▸ WHAT TO DO: Every line that holds the string "index" is to be identified and copied.

▸ DATA FOR PROCESSING:
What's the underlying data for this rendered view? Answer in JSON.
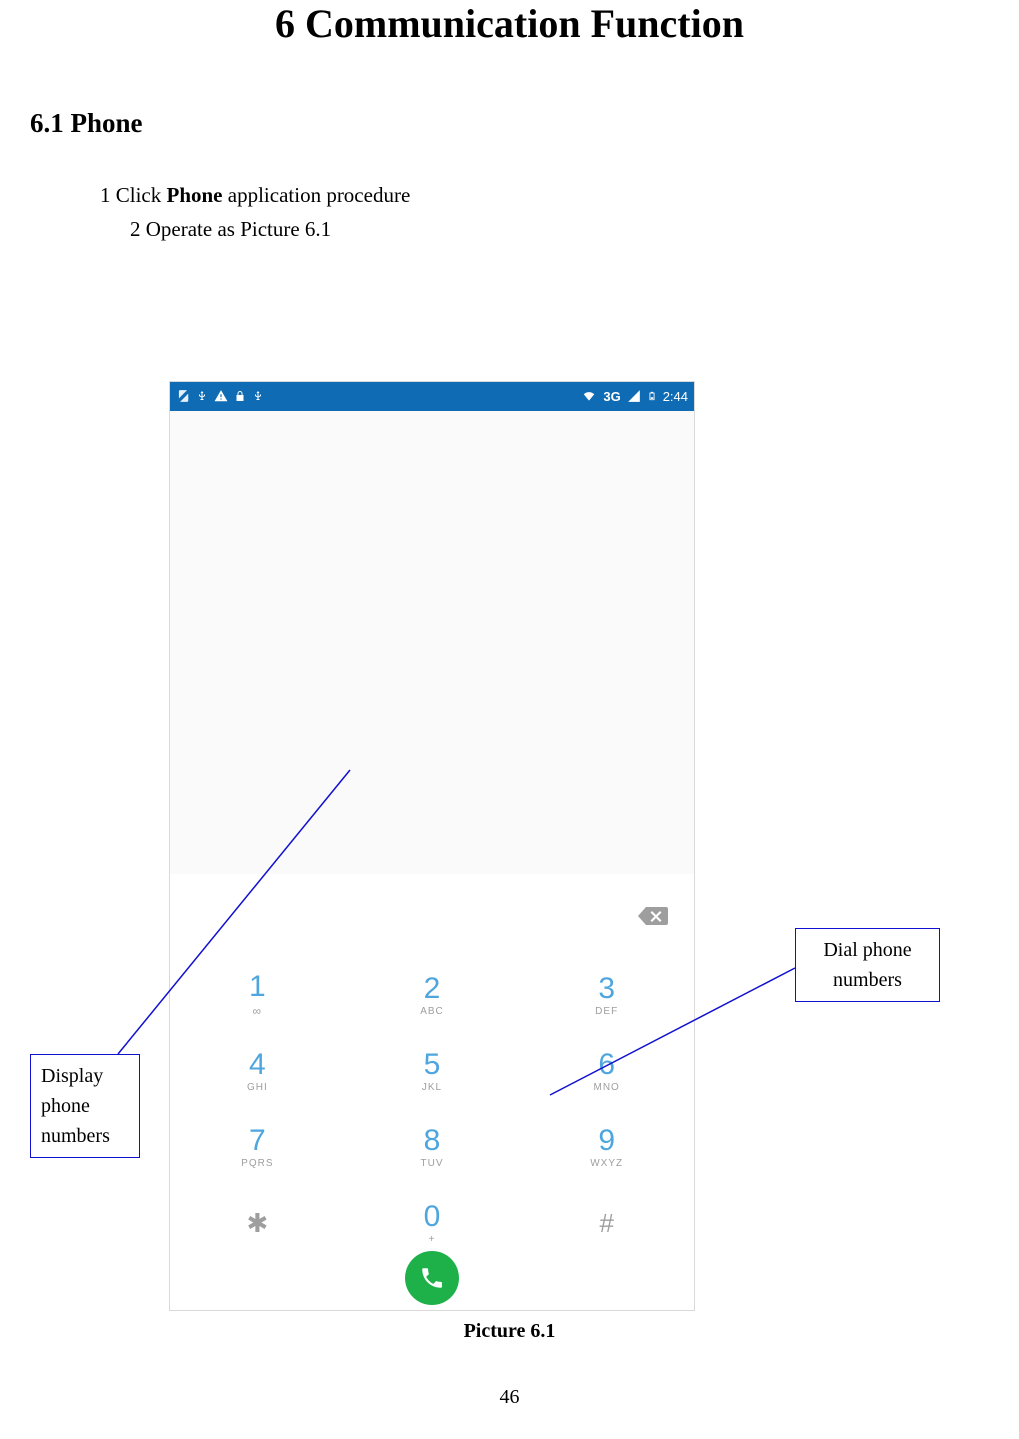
{
  "title": "6 Communication Function",
  "section": "6.1 Phone",
  "step1_pre": "1 Click ",
  "step1_bold": "Phone",
  "step1_post": " application procedure",
  "step2": "2    Operate as Picture 6.1",
  "caption": "Picture 6.1",
  "pagenum": "46",
  "callout_left": "Display phone numbers",
  "callout_right": "Dial phone numbers",
  "status": {
    "network": "3G",
    "time": "2:44"
  },
  "keys": [
    [
      {
        "n": "1",
        "s": "∞"
      },
      {
        "n": "2",
        "s": "ABC"
      },
      {
        "n": "3",
        "s": "DEF"
      }
    ],
    [
      {
        "n": "4",
        "s": "GHI"
      },
      {
        "n": "5",
        "s": "JKL"
      },
      {
        "n": "6",
        "s": "MNO"
      }
    ],
    [
      {
        "n": "7",
        "s": "PQRS"
      },
      {
        "n": "8",
        "s": "TUV"
      },
      {
        "n": "9",
        "s": "WXYZ"
      }
    ],
    [
      {
        "n": "✱",
        "s": ""
      },
      {
        "n": "0",
        "s": "+"
      },
      {
        "n": "#",
        "s": ""
      }
    ]
  ]
}
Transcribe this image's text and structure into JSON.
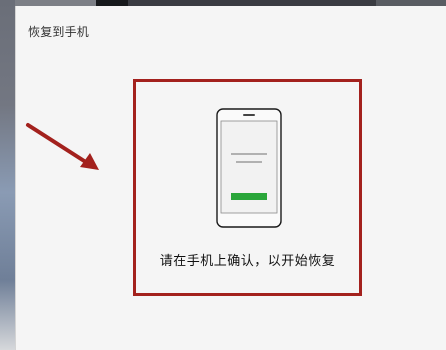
{
  "window": {
    "title": "恢复到手机"
  },
  "restore_prompt": {
    "message": "请在手机上确认，以开始恢复"
  },
  "colors": {
    "highlight_border": "#a3211d",
    "arrow": "#a3211d",
    "phone_button": "#2aa63a"
  },
  "icons": {
    "phone": "phone-icon",
    "arrow": "arrow-annotation-icon"
  }
}
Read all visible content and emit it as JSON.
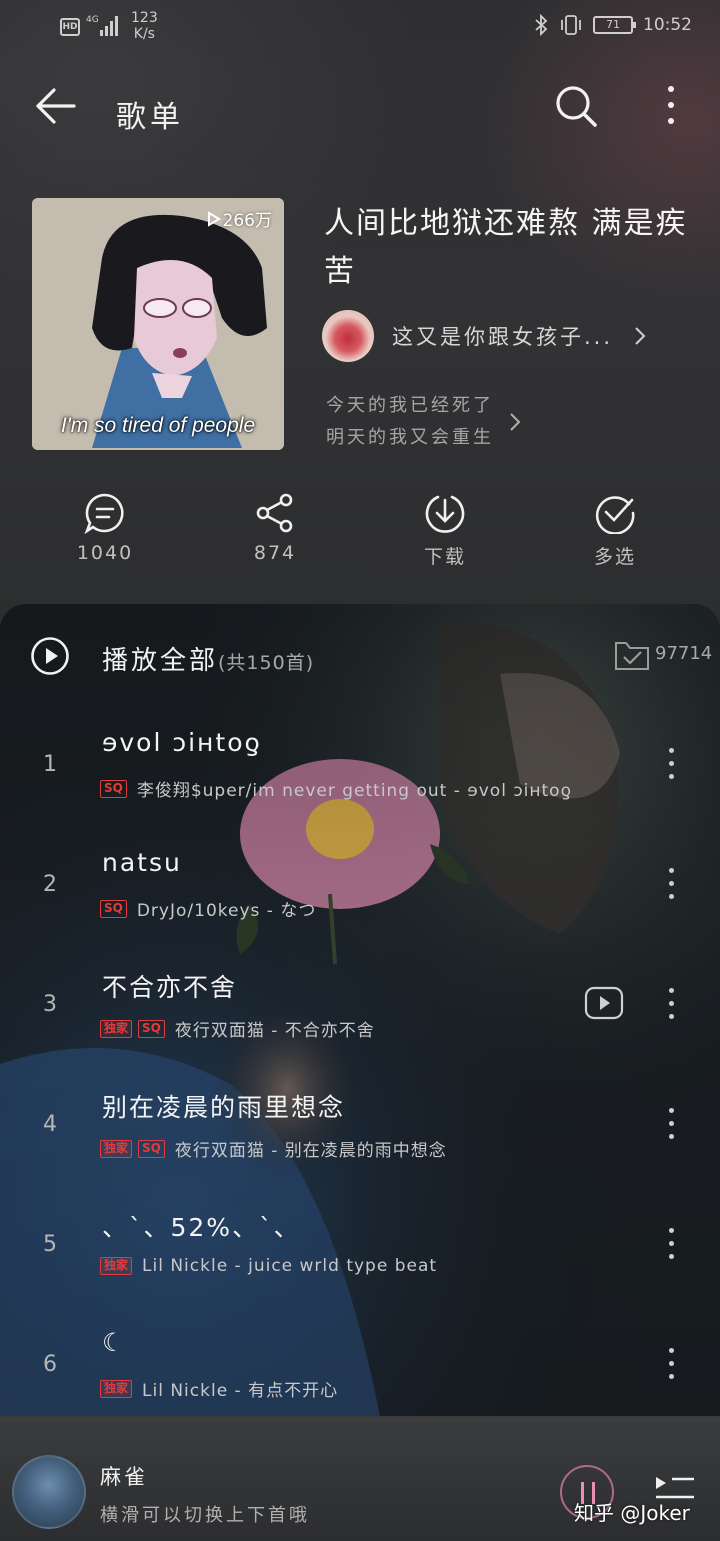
{
  "status_bar": {
    "hd": "HD",
    "network": "4G",
    "speed_value": "123",
    "speed_unit": "K/s",
    "battery": "71",
    "time": "10:52"
  },
  "header": {
    "title": "歌单",
    "icons": [
      "back-arrow-icon",
      "search-icon",
      "more-vertical-icon"
    ]
  },
  "playlist": {
    "play_count": "266万",
    "cover_caption": "I'm so tired of people",
    "title": "人间比地狱还难熬 满是疾苦",
    "creator": "这又是你跟女孩子...",
    "description_line1": "今天的我已经死了",
    "description_line2": "明天的我又会重生"
  },
  "actions": [
    {
      "icon": "comment-icon",
      "label": "1040"
    },
    {
      "icon": "share-icon",
      "label": "874"
    },
    {
      "icon": "download-icon",
      "label": "下载"
    },
    {
      "icon": "multi-select-icon",
      "label": "多选"
    }
  ],
  "song_list": {
    "play_all_label": "播放全部",
    "play_all_count": "(共150首)",
    "collect_count": "97714",
    "songs": [
      {
        "index": "1",
        "title": "ɘvol ɔiʜtoƍ",
        "tags": [
          "SQ"
        ],
        "meta": "李俊翔$uper/im never getting out - ɘvol ɔiʜtoƍ",
        "has_video": false
      },
      {
        "index": "2",
        "title": "natsu",
        "tags": [
          "SQ"
        ],
        "meta": "DryJo/10keys - なつ",
        "has_video": false
      },
      {
        "index": "3",
        "title": "不合亦不舍",
        "tags": [
          "独家",
          "SQ"
        ],
        "meta": "夜行双面猫 - 不合亦不舍",
        "has_video": true
      },
      {
        "index": "4",
        "title": "别在凌晨的雨里想念",
        "tags": [
          "独家",
          "SQ"
        ],
        "meta": "夜行双面猫 - 别在凌晨的雨中想念",
        "has_video": false
      },
      {
        "index": "5",
        "title": "、`、52%、`、",
        "tags": [
          "独家"
        ],
        "meta": "Lil Nickle - juice wrld type beat",
        "has_video": false
      },
      {
        "index": "6",
        "title": "☾",
        "tags": [
          "独家"
        ],
        "meta": "Lil Nickle - 有点不开心",
        "has_video": false
      }
    ]
  },
  "mini_player": {
    "title": "麻雀",
    "subtitle": "横滑可以切换上下首哦",
    "watermark": "知乎 @Joker"
  },
  "colors": {
    "accent_red": "#e23b3b",
    "pause_pink": "#e88fb2",
    "background": "#2e2f31"
  }
}
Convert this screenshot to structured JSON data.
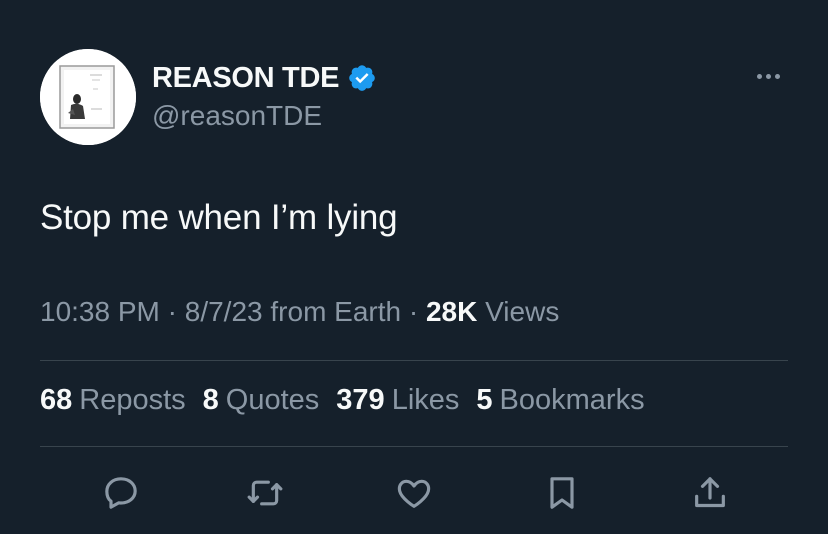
{
  "author": {
    "display_name": "REASON TDE",
    "handle": "@reasonTDE",
    "verified_icon": "verified-badge-icon",
    "verified_color": "#1d9bf0"
  },
  "tweet": {
    "text": "Stop me when I’m lying"
  },
  "meta": {
    "time": "10:38 PM",
    "separator": " · ",
    "date": "8/7/23",
    "source": " from Earth",
    "separator2": " · ",
    "views_count": "28K",
    "views_label": " Views"
  },
  "stats": {
    "reposts": {
      "count": "68",
      "label": "Reposts"
    },
    "quotes": {
      "count": "8",
      "label": "Quotes"
    },
    "likes": {
      "count": "379",
      "label": "Likes"
    },
    "bookmarks": {
      "count": "5",
      "label": "Bookmarks"
    }
  },
  "actions": [
    "reply-icon",
    "repost-icon",
    "like-icon",
    "bookmark-icon",
    "share-icon"
  ],
  "colors": {
    "background": "#15202b",
    "primary_text": "#f7f9f9",
    "secondary_text": "#8b98a5",
    "divider": "#38444d"
  }
}
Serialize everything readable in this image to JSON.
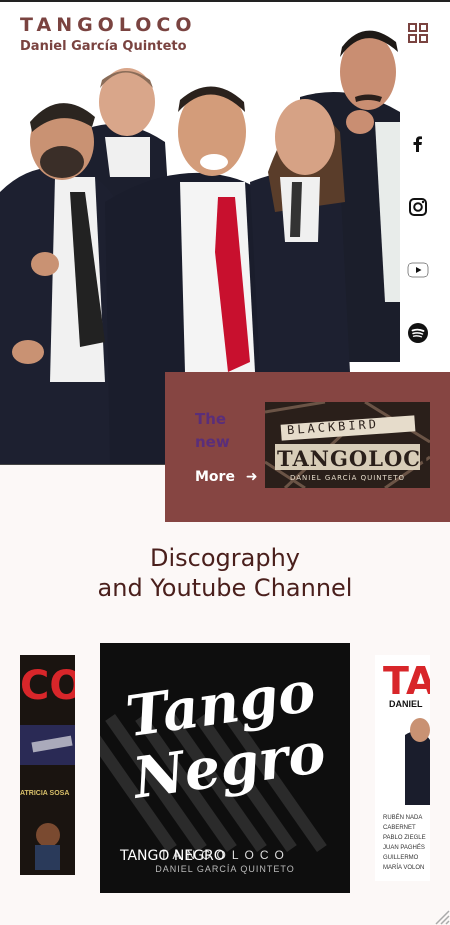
{
  "brand": {
    "title": "TANGOLOCO",
    "subtitle": "Daniel García Quinteto"
  },
  "icons": {
    "menu": "grid-menu-icon",
    "social": [
      "facebook-icon",
      "instagram-icon",
      "youtube-icon",
      "spotify-icon"
    ]
  },
  "promo": {
    "line1": "The",
    "line2": "new",
    "more": "More",
    "cover_title": "BLACKBIRD",
    "cover_band": "TANGOLOCO",
    "cover_sub": "DANIEL GARCÍA QUINTETO"
  },
  "discography": {
    "title_line1": "Discography",
    "title_line2": "and Youtube Channel",
    "left_album_text": "CO",
    "left_album_caption": "ATRICIA SOSA",
    "center_album_art": "Tango Negro",
    "center_album_band": "TANGOLOCO",
    "center_album_sub": "DANIEL GARCÍA QUINTETO",
    "center_album_label": "TANGO NEGRO",
    "right_album_text": "TA",
    "right_album_sub": "DANIEL",
    "right_album_credits": [
      "RUBÉN NADA",
      "CABERNET",
      "PABLO ZIEGLE",
      "JUAN PAGHÉS",
      "GUILLERMO",
      "MARÍA VOLON"
    ]
  },
  "colors": {
    "brand": "#7a4340",
    "promo_bg": "#864542",
    "heading": "#4a1f1c",
    "page_bg": "#fcf8f7"
  }
}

▸ THE OUTPUT:
        "index": "1",
        "index": "2",
        "index": "3",
        "index": "4",
        "index": "5",
        "index": "6",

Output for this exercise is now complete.